• Problem description:
Select from the records below every line that has the word "title" in it.
+--
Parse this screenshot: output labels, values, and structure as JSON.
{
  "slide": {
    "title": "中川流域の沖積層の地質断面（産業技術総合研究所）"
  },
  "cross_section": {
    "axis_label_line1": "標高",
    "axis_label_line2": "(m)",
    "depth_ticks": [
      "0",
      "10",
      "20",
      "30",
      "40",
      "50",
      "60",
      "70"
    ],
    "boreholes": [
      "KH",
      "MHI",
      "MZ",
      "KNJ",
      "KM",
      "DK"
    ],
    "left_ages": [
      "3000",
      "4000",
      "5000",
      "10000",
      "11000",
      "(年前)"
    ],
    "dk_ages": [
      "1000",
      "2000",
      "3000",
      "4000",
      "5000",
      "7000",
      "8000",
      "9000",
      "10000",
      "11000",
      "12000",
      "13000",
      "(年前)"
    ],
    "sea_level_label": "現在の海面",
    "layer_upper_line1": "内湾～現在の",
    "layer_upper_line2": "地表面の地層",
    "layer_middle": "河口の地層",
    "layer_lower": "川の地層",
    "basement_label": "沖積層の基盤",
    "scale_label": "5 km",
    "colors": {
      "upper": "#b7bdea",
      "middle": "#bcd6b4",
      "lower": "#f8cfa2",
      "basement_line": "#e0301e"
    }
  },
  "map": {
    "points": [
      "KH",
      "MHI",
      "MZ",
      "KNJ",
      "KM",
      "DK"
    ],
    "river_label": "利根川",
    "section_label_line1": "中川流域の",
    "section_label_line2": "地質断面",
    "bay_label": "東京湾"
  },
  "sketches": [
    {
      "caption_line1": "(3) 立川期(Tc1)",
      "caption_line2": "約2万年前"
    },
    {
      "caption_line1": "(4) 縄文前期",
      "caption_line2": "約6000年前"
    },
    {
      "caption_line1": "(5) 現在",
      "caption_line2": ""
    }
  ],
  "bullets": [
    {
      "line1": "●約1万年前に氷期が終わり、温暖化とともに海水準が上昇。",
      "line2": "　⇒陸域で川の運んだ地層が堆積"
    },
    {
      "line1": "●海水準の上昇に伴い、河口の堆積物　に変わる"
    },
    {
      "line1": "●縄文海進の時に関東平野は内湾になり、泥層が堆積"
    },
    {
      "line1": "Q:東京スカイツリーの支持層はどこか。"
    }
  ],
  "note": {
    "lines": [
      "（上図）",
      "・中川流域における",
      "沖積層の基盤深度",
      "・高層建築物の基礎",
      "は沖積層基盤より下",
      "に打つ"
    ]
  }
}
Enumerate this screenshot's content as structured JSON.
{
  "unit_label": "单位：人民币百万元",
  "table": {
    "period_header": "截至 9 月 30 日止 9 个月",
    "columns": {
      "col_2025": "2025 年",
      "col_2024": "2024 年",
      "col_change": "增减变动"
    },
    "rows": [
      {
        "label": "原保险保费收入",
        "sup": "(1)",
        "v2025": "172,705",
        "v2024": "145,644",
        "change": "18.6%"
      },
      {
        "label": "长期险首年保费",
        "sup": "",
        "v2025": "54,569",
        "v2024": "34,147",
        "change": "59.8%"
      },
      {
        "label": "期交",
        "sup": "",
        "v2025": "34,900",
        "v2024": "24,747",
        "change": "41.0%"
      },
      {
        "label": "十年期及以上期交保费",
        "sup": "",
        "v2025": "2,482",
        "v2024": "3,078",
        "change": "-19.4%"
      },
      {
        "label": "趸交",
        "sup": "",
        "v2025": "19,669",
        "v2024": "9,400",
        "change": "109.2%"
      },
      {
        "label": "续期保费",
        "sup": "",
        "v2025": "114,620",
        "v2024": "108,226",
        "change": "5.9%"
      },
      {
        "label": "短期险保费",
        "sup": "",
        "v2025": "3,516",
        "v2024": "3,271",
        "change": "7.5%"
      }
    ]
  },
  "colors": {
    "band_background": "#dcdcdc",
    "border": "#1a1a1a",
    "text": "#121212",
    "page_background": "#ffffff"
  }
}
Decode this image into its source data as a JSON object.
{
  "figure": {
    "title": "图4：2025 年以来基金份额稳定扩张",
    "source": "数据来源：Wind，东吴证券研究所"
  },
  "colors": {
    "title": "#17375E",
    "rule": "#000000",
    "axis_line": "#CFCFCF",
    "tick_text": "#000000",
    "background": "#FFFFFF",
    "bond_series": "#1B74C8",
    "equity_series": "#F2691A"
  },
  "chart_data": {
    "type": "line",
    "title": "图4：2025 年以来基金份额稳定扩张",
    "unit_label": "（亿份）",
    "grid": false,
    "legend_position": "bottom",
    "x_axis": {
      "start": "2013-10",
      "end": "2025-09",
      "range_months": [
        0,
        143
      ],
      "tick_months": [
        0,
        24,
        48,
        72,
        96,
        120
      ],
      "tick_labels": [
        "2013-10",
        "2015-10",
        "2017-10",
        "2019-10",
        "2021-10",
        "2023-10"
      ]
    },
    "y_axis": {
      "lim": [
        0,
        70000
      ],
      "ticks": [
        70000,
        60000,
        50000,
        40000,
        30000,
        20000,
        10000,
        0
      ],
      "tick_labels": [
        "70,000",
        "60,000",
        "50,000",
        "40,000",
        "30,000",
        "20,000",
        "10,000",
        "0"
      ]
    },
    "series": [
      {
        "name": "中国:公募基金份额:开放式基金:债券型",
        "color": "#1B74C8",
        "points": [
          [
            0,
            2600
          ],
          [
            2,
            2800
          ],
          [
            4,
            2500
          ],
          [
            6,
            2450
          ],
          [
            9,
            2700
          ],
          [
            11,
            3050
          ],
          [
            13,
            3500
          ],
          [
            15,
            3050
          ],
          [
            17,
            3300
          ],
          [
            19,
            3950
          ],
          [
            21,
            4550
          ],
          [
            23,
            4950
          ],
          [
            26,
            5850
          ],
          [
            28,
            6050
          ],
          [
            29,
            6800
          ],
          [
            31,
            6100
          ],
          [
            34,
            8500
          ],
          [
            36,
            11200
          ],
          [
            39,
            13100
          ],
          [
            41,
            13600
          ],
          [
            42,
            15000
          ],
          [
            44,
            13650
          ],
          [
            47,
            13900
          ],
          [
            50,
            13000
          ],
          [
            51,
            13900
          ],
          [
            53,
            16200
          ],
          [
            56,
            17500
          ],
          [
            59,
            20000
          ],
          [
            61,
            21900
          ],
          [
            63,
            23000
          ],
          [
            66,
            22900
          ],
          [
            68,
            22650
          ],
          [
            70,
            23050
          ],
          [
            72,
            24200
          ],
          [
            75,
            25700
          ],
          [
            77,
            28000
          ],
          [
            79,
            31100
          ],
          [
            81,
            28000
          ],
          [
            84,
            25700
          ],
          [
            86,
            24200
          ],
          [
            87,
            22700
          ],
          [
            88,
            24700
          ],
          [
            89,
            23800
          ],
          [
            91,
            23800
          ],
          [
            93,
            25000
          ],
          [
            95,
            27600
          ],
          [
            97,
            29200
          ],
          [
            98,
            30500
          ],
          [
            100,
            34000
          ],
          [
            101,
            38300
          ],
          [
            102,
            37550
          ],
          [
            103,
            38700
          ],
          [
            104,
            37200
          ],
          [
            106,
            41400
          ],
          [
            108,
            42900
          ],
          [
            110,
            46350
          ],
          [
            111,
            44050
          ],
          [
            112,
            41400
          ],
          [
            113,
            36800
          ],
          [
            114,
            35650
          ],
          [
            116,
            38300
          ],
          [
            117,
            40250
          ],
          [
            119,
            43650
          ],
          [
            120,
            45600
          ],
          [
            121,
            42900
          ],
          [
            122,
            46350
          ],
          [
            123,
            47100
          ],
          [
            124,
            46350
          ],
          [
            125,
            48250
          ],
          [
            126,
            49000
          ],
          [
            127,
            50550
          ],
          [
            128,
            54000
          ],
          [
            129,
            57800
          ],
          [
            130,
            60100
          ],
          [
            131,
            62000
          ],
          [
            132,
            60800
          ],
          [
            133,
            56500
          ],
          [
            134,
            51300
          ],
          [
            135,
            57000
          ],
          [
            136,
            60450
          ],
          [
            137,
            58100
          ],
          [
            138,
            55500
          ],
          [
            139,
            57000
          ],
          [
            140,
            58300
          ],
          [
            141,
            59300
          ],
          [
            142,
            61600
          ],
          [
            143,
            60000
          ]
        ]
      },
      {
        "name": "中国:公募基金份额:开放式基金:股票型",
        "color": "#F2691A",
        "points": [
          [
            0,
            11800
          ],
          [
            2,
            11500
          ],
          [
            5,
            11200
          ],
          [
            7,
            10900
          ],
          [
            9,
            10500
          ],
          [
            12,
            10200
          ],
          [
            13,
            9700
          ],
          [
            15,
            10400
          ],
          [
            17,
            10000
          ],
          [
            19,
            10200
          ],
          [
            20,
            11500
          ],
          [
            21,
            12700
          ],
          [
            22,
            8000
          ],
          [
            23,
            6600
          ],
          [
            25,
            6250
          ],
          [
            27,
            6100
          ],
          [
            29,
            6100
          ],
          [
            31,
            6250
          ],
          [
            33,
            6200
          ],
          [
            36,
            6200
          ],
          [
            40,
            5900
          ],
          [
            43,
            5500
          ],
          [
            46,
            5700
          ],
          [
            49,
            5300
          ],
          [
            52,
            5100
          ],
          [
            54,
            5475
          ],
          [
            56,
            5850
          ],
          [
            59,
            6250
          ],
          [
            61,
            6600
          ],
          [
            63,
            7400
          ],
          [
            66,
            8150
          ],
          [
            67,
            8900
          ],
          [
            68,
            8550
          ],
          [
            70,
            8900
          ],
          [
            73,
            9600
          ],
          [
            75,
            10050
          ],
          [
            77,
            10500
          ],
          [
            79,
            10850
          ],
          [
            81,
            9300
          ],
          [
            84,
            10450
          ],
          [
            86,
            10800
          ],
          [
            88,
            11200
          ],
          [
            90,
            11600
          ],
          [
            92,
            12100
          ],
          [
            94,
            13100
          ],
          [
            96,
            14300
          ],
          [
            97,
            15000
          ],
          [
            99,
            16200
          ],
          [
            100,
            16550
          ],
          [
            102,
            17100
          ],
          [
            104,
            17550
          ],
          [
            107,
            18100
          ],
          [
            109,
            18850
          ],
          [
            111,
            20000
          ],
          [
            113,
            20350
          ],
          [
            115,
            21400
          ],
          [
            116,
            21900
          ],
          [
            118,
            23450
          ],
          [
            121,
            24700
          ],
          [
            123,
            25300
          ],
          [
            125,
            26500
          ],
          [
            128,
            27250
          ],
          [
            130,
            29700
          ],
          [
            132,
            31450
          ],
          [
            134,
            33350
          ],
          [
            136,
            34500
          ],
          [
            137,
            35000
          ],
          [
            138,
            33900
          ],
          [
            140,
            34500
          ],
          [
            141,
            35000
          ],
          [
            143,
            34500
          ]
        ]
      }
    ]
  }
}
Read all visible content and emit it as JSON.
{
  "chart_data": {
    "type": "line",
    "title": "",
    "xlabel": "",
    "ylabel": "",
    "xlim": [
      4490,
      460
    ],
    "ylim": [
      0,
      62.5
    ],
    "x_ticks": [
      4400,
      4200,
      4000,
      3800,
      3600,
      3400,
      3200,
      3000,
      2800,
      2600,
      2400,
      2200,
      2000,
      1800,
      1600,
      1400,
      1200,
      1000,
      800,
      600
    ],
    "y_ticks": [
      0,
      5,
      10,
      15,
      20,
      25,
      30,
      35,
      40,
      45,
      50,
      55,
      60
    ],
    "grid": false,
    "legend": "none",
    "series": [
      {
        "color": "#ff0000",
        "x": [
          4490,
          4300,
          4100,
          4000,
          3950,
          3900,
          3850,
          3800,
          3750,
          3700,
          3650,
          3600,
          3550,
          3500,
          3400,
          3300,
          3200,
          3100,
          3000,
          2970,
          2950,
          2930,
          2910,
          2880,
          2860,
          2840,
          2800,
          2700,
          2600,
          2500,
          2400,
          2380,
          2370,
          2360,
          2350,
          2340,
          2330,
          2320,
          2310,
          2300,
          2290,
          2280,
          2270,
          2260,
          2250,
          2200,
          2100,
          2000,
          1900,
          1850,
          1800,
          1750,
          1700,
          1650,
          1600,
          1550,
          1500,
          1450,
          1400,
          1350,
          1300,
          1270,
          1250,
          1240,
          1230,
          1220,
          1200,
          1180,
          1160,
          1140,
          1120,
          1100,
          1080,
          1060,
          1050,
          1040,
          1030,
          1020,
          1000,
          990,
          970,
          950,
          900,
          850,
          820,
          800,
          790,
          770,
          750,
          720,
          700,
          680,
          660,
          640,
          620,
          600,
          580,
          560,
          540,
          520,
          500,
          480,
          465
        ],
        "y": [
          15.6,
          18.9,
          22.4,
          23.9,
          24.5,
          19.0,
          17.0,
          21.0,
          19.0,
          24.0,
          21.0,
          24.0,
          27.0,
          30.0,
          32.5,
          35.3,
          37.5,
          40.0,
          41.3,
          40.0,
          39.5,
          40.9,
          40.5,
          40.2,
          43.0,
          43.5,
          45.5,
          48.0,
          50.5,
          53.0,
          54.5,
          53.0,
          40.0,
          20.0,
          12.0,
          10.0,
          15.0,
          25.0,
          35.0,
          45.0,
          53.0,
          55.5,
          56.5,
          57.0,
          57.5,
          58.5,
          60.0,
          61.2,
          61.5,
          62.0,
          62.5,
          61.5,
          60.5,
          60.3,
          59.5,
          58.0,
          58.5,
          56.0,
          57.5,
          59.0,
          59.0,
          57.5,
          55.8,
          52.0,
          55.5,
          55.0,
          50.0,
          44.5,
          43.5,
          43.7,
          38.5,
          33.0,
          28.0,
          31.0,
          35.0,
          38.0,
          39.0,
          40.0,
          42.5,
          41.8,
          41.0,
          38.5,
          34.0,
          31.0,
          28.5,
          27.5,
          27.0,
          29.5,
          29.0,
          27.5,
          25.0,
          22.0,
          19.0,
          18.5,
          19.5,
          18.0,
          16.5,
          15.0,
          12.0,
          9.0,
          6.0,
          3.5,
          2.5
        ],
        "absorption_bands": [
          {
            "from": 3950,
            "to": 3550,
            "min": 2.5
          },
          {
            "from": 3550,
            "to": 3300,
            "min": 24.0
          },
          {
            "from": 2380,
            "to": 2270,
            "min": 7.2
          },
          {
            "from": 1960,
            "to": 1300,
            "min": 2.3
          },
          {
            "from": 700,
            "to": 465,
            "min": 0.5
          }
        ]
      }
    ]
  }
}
+--
• Response to this task:
    "title": "中川流域の沖積層の地質断面（産業技術総合研究所）"
    "title": "图4：2025 年以来基金份额稳定扩张",
    "title": "#17375E",
    "title": "图4：2025 年以来基金份额稳定扩张",
    "title": "",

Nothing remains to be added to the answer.